■ **Entries**

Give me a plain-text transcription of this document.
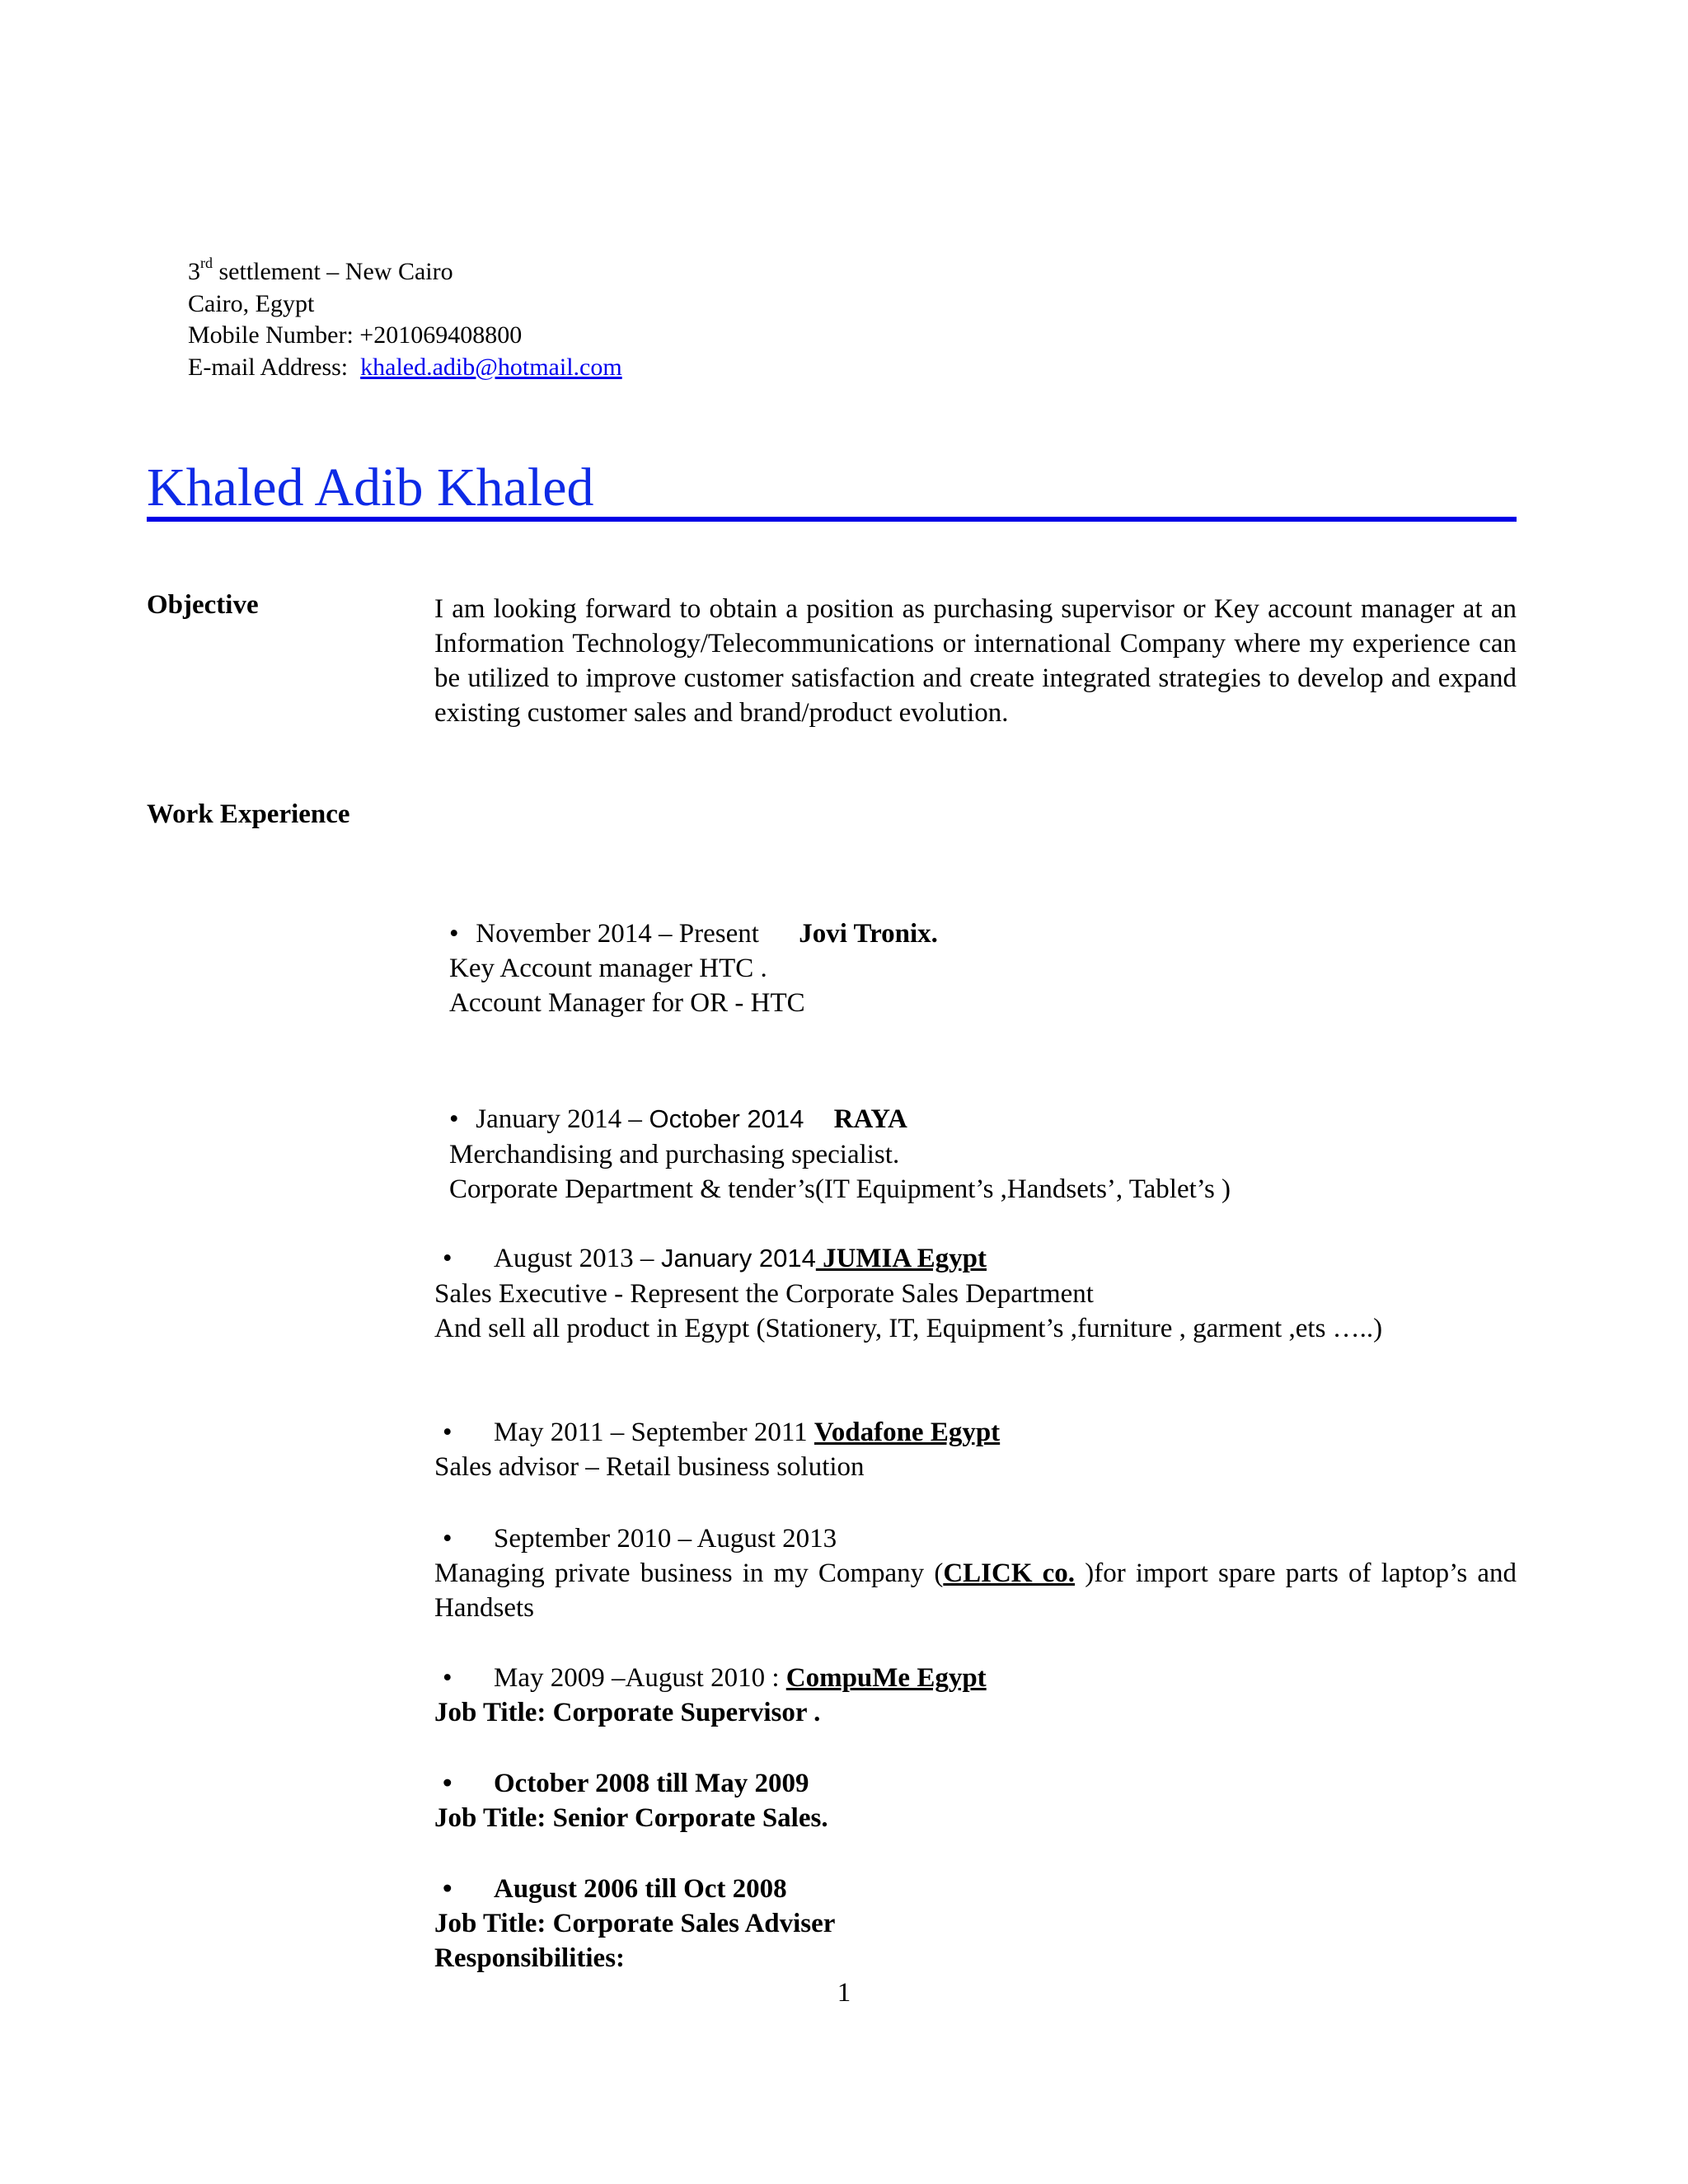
3rd settlement – New Cairo
Cairo, Egypt
Mobile Number: +201069408800
E-mail Address: khaled.adib@hotmail.com
Khaled Adib Khaled
Objective	I am looking forward to obtain a position as purchasing supervisor or Key account manager at an Information Technology/Telecommunications or international Company where my experience can be utilized to improve customer satisfaction and create integrated strategies to develop and expand existing customer sales and brand/product evolution.
Work Experience
• November 2014 – Present Jovi Tronix.
Key Account manager HTC .
Account Manager for OR - HTC
• January 2014 – October 2014 RAYA
Merchandising and purchasing specialist.
Corporate Department & tender’s(IT Equipment’s ,Handsets’, Tablet’s )
• August 2013 – January 2014 JUMIA Egypt
Sales Executive - Represent the Corporate Sales Department
And sell all product in Egypt (Stationery, IT, Equipment’s ,furniture , garment ,ets …..)
• May 2011 – September 2011 Vodafone Egypt
Sales advisor – Retail business solution
• September 2010 – August 2013
Managing private business in my Company (CLICK co. )for import spare parts of laptop’s and Handsets
• May 2009 –August 2010 : CompuMe Egypt
Job Title: Corporate Supervisor .
• October 2008 till May 2009
Job Title: Senior Corporate Sales.
• August 2006 till Oct 2008
Job Title: Corporate Sales Adviser
Responsibilities:
1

■ **Problem requirements**
Leave out the pictures and output the rest of the material exactly as written.

■ **Written response**
Give me a plain-text transcription of this document.
3rd settlement – New Cairo
Cairo, Egypt
Mobile Number: +201069408800
E-mail Address: khaled.adib@hotmail.com
Khaled Adib Khaled
Objective	I am looking forward to obtain a position as purchasing supervisor or Key account manager at an Information Technology/Telecommunications or international Company where my experience can be utilized to improve customer satisfaction and create integrated strategies to develop and expand existing customer sales and brand/product evolution.
Work Experience
• November 2014 – Present Jovi Tronix.
Key Account manager HTC .
Account Manager for OR - HTC
• January 2014 – October 2014 RAYA
Merchandising and purchasing specialist.
Corporate Department & tender’s(IT Equipment’s ,Handsets’, Tablet’s )
• August 2013 – January 2014 JUMIA Egypt
Sales Executive - Represent the Corporate Sales Department
And sell all product in Egypt (Stationery, IT, Equipment’s ,furniture , garment ,ets …..)
• May 2011 – September 2011 Vodafone Egypt
Sales advisor – Retail business solution
• September 2010 – August 2013
Managing private business in my Company (CLICK co. )for import spare parts of laptop’s and Handsets
• May 2009 –August 2010 : CompuMe Egypt
Job Title: Corporate Supervisor .
• October 2008 till May 2009
Job Title: Senior Corporate Sales.
• August 2006 till Oct 2008
Job Title: Corporate Sales Adviser
Responsibilities:
1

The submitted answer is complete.